**GIVEN REQUEST**
Print the data that follows exactly.

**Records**
● ● ● ●
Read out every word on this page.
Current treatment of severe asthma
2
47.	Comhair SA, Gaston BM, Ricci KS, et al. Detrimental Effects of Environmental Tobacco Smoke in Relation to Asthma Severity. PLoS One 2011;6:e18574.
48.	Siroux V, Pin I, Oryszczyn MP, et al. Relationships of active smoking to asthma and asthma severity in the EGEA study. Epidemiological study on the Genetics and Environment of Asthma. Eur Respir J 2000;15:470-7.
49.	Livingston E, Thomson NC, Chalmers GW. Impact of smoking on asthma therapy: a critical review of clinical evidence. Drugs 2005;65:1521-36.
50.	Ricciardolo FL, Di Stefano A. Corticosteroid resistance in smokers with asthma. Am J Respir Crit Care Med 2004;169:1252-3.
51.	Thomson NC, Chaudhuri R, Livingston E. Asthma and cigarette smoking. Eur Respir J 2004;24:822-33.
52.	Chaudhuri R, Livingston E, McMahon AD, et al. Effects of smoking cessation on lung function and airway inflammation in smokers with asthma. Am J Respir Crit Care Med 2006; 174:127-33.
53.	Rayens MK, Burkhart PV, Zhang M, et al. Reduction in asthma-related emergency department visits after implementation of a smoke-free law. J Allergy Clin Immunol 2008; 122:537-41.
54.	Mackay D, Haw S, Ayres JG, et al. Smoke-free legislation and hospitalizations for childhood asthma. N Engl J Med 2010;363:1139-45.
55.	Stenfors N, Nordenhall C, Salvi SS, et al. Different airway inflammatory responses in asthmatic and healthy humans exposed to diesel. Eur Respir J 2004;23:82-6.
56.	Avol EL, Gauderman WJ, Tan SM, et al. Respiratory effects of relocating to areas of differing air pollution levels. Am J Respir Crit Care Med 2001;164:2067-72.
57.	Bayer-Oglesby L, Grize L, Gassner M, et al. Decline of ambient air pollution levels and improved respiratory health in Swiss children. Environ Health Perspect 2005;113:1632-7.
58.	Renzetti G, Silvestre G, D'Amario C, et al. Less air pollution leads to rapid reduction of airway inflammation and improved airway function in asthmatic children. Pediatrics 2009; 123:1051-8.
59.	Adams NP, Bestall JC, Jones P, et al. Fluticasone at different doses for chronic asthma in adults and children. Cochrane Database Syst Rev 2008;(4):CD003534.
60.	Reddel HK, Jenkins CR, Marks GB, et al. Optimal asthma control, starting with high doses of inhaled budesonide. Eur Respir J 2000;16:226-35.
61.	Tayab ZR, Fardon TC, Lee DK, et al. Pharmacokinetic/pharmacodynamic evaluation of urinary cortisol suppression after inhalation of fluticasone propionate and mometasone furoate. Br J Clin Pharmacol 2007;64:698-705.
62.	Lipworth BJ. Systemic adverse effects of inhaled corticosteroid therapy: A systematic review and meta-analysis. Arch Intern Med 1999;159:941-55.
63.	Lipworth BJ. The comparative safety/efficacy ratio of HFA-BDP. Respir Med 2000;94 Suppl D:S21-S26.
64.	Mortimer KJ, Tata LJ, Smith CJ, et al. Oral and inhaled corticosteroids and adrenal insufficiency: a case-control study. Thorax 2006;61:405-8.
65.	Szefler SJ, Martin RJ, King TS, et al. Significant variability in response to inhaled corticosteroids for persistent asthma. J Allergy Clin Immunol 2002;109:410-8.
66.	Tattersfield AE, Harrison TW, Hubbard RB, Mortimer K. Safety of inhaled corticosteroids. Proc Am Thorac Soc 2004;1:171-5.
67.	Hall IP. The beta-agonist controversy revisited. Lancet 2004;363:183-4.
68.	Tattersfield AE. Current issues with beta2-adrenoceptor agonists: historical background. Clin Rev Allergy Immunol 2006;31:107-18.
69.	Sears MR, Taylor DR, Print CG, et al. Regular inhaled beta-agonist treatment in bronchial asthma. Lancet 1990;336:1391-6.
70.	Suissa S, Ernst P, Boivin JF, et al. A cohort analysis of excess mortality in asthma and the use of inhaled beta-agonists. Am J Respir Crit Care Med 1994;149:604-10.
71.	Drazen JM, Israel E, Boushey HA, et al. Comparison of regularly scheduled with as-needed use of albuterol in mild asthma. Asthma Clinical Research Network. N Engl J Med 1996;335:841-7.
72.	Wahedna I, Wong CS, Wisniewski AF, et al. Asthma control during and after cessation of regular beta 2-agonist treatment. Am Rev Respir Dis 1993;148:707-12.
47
● ● ● ●
**ANSWER**
Read out every word on this page.
Current treatment of severe asthma
2
47.	Comhair SA, Gaston BM, Ricci KS, et al. Detrimental Effects of Environmental Tobacco Smoke in Relation to Asthma Severity. PLoS One 2011;6:e18574.
48.	Siroux V, Pin I, Oryszczyn MP, et al. Relationships of active smoking to asthma and asthma severity in the EGEA study. Epidemiological study on the Genetics and Environment of Asthma. Eur Respir J 2000;15:470-7.
49.	Livingston E, Thomson NC, Chalmers GW. Impact of smoking on asthma therapy: a critical review of clinical evidence. Drugs 2005;65:1521-36.
50.	Ricciardolo FL, Di Stefano A. Corticosteroid resistance in smokers with asthma. Am J Respir Crit Care Med 2004;169:1252-3.
51.	Thomson NC, Chaudhuri R, Livingston E. Asthma and cigarette smoking. Eur Respir J 2004;24:822-33.
52.	Chaudhuri R, Livingston E, McMahon AD, et al. Effects of smoking cessation on lung function and airway inflammation in smokers with asthma. Am J Respir Crit Care Med 2006; 174:127-33.
53.	Rayens MK, Burkhart PV, Zhang M, et al. Reduction in asthma-related emergency department visits after implementation of a smoke-free law. J Allergy Clin Immunol 2008; 122:537-41.
54.	Mackay D, Haw S, Ayres JG, et al. Smoke-free legislation and hospitalizations for childhood asthma. N Engl J Med 2010;363:1139-45.
55.	Stenfors N, Nordenhall C, Salvi SS, et al. Different airway inflammatory responses in asthmatic and healthy humans exposed to diesel. Eur Respir J 2004;23:82-6.
56.	Avol EL, Gauderman WJ, Tan SM, et al. Respiratory effects of relocating to areas of differing air pollution levels. Am J Respir Crit Care Med 2001;164:2067-72.
57.	Bayer-Oglesby L, Grize L, Gassner M, et al. Decline of ambient air pollution levels and improved respiratory health in Swiss children. Environ Health Perspect 2005;113:1632-7.
58.	Renzetti G, Silvestre G, D'Amario C, et al. Less air pollution leads to rapid reduction of airway inflammation and improved airway function in asthmatic children. Pediatrics 2009; 123:1051-8.
59.	Adams NP, Bestall JC, Jones P, et al. Fluticasone at different doses for chronic asthma in adults and children. Cochrane Database Syst Rev 2008;(4):CD003534.
60.	Reddel HK, Jenkins CR, Marks GB, et al. Optimal asthma control, starting with high doses of inhaled budesonide. Eur Respir J 2000;16:226-35.
61.	Tayab ZR, Fardon TC, Lee DK, et al. Pharmacokinetic/pharmacodynamic evaluation of urinary cortisol suppression after inhalation of fluticasone propionate and mometasone furoate. Br J Clin Pharmacol 2007;64:698-705.
62.	Lipworth BJ. Systemic adverse effects of inhaled corticosteroid therapy: A systematic review and meta-analysis. Arch Intern Med 1999;159:941-55.
63.	Lipworth BJ. The comparative safety/efficacy ratio of HFA-BDP. Respir Med 2000;94 Suppl D:S21-S26.
64.	Mortimer KJ, Tata LJ, Smith CJ, et al. Oral and inhaled corticosteroids and adrenal insufficiency: a case-control study. Thorax 2006;61:405-8.
65.	Szefler SJ, Martin RJ, King TS, et al. Significant variability in response to inhaled corticosteroids for persistent asthma. J Allergy Clin Immunol 2002;109:410-8.
66.	Tattersfield AE, Harrison TW, Hubbard RB, Mortimer K. Safety of inhaled corticosteroids. Proc Am Thorac Soc 2004;1:171-5.
67.	Hall IP. The beta-agonist controversy revisited. Lancet 2004;363:183-4.
68.	Tattersfield AE. Current issues with beta2-adrenoceptor agonists: historical background. Clin Rev Allergy Immunol 2006;31:107-18.
69.	Sears MR, Taylor DR, Print CG, et al. Regular inhaled beta-agonist treatment in bronchial asthma. Lancet 1990;336:1391-6.
70.	Suissa S, Ernst P, Boivin JF, et al. A cohort analysis of excess mortality in asthma and the use of inhaled beta-agonists. Am J Respir Crit Care Med 1994;149:604-10.
71.	Drazen JM, Israel E, Boushey HA, et al. Comparison of regularly scheduled with as-needed use of albuterol in mild asthma. Asthma Clinical Research Network. N Engl J Med 1996;335:841-7.
72.	Wahedna I, Wong CS, Wisniewski AF, et al. Asthma control during and after cessation of regular beta 2-agonist treatment. Am Rev Respir Dis 1993;148:707-12.
47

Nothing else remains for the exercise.